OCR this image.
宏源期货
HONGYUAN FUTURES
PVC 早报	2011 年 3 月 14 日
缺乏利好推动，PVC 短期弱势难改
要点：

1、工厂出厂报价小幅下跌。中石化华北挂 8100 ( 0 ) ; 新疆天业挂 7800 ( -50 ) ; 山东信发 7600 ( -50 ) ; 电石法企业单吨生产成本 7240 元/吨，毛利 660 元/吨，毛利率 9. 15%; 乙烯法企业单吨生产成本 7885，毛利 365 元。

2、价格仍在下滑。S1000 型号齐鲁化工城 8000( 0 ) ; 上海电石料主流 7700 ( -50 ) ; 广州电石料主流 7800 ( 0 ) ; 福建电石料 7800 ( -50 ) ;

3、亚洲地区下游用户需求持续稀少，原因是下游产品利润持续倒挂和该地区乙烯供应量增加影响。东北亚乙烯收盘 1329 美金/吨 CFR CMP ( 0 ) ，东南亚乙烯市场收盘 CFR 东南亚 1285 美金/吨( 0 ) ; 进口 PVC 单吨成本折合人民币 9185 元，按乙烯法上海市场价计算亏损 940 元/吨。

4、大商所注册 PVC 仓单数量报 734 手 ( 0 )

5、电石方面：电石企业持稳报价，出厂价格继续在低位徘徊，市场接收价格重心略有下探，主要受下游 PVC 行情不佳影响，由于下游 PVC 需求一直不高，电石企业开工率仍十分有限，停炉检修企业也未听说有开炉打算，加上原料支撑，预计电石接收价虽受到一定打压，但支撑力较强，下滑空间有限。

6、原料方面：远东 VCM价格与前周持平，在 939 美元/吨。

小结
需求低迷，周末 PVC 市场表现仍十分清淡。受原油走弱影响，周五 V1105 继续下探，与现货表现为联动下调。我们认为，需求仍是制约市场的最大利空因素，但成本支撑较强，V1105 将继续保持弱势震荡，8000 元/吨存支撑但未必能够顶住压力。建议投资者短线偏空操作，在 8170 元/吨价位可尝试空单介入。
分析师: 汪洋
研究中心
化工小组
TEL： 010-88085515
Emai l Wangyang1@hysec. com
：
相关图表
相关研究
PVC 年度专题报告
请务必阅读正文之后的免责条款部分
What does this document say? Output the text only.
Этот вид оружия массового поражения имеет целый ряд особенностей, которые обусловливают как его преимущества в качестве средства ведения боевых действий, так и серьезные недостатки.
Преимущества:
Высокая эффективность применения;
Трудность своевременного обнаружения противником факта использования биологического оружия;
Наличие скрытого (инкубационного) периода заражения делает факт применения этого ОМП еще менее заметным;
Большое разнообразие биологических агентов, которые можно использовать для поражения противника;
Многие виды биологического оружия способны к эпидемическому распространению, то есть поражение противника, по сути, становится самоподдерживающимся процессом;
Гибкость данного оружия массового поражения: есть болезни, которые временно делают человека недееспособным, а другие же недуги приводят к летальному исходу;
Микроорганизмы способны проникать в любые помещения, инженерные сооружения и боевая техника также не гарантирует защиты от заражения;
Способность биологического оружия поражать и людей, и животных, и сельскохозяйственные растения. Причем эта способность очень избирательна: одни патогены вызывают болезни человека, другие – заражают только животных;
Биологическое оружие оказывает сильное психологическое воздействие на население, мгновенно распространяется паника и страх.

**TASK INSTRUCTIONS**:
Please output every record, keeping each line exact.

**WRITTEN SOLUTION**:
OCR this image.
宏源期货
HONGYUAN FUTURES
PVC 早报	2011 年 3 月 14 日
缺乏利好推动，PVC 短期弱势难改
要点：

1、工厂出厂报价小幅下跌。中石化华北挂 8100 ( 0 ) ; 新疆天业挂 7800 ( -50 ) ; 山东信发 7600 ( -50 ) ; 电石法企业单吨生产成本 7240 元/吨，毛利 660 元/吨，毛利率 9. 15%; 乙烯法企业单吨生产成本 7885，毛利 365 元。

2、价格仍在下滑。S1000 型号齐鲁化工城 8000( 0 ) ; 上海电石料主流 7700 ( -50 ) ; 广州电石料主流 7800 ( 0 ) ; 福建电石料 7800 ( -50 ) ;

3、亚洲地区下游用户需求持续稀少，原因是下游产品利润持续倒挂和该地区乙烯供应量增加影响。东北亚乙烯收盘 1329 美金/吨 CFR CMP ( 0 ) ，东南亚乙烯市场收盘 CFR 东南亚 1285 美金/吨( 0 ) ; 进口 PVC 单吨成本折合人民币 9185 元，按乙烯法上海市场价计算亏损 940 元/吨。

4、大商所注册 PVC 仓单数量报 734 手 ( 0 )

5、电石方面：电石企业持稳报价，出厂价格继续在低位徘徊，市场接收价格重心略有下探，主要受下游 PVC 行情不佳影响，由于下游 PVC 需求一直不高，电石企业开工率仍十分有限，停炉检修企业也未听说有开炉打算，加上原料支撑，预计电石接收价虽受到一定打压，但支撑力较强，下滑空间有限。

6、原料方面：远东 VCM价格与前周持平，在 939 美元/吨。

小结
需求低迷，周末 PVC 市场表现仍十分清淡。受原油走弱影响，周五 V1105 继续下探，与现货表现为联动下调。我们认为，需求仍是制约市场的最大利空因素，但成本支撑较强，V1105 将继续保持弱势震荡，8000 元/吨存支撑但未必能够顶住压力。建议投资者短线偏空操作，在 8170 元/吨价位可尝试空单介入。
分析师: 汪洋
研究中心
化工小组
TEL： 010-88085515
Emai l Wangyang1@hysec. com
：
相关图表
相关研究
PVC 年度专题报告
请务必阅读正文之后的免责条款部分
What does this document say? Output the text only.
Этот вид оружия массового поражения имеет целый ряд особенностей, которые обусловливают как его преимущества в качестве средства ведения боевых действий, так и серьезные недостатки.
Преимущества:
Высокая эффективность применения;
Трудность своевременного обнаружения противником факта использования биологического оружия;
Наличие скрытого (инкубационного) периода заражения делает факт применения этого ОМП еще менее заметным;
Большое разнообразие биологических агентов, которые можно использовать для поражения противника;
Многие виды биологического оружия способны к эпидемическому распространению, то есть поражение противника, по сути, становится самоподдерживающимся процессом;
Гибкость данного оружия массового поражения: есть болезни, которые временно делают человека недееспособным, а другие же недуги приводят к летальному исходу;
Микроорганизмы способны проникать в любые помещения, инженерные сооружения и боевая техника также не гарантирует защиты от заражения;
Способность биологического оружия поражать и людей, и животных, и сельскохозяйственные растения. Причем эта способность очень избирательна: одни патогены вызывают болезни человека, другие – заражают только животных;
Биологическое оружие оказывает сильное психологическое воздействие на население, мгновенно распространяется паника и страх.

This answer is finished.